Instructions for the task:
From the entries below, pull out each line where "text" appears.

Data for this task:
- - - -
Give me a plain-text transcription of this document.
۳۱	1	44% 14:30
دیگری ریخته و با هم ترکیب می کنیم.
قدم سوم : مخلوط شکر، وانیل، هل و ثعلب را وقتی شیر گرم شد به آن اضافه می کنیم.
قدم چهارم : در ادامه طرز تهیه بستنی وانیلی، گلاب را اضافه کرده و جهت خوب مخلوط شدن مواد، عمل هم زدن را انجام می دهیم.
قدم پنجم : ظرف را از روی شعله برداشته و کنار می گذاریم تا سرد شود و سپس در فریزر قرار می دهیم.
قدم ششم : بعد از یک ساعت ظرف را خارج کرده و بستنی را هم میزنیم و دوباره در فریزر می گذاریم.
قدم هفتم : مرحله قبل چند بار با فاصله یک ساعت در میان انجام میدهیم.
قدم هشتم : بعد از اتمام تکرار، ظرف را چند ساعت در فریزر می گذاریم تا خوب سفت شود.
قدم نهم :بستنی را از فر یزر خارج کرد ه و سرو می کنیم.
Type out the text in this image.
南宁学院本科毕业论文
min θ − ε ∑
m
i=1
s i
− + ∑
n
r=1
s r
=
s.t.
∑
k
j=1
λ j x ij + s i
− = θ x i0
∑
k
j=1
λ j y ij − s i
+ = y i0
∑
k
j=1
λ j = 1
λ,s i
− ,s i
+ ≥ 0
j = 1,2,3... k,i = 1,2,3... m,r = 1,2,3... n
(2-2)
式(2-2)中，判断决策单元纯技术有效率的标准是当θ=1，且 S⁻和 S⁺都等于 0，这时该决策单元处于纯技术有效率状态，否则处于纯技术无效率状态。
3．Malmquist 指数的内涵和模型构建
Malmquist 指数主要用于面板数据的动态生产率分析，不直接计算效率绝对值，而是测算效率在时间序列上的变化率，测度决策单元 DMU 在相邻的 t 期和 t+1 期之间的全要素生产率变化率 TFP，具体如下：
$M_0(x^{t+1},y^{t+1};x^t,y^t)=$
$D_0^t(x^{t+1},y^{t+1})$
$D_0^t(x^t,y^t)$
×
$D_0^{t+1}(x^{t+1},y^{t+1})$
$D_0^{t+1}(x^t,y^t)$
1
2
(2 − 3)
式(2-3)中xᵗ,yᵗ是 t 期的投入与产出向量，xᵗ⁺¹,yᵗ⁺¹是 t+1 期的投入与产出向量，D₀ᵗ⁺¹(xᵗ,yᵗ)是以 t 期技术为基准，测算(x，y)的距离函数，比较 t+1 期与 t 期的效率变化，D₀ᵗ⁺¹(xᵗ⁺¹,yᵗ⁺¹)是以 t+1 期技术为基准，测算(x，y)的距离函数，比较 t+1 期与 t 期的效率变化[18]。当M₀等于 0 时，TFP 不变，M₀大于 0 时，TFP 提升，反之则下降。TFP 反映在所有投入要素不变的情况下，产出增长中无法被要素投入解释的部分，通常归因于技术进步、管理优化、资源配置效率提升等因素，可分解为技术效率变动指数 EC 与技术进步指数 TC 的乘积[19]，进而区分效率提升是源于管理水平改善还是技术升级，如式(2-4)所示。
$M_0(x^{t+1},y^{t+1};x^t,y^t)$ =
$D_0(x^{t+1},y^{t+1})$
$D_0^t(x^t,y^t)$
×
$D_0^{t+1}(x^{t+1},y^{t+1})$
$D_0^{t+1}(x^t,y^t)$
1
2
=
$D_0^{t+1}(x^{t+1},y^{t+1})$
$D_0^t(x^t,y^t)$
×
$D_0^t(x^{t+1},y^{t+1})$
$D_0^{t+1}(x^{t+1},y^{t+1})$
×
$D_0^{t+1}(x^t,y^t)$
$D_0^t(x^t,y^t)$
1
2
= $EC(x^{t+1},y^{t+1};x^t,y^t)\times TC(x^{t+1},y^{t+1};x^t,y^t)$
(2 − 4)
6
- - - -
The answer:
Give me a plain-text transcription of this document.
Type out the text in this image.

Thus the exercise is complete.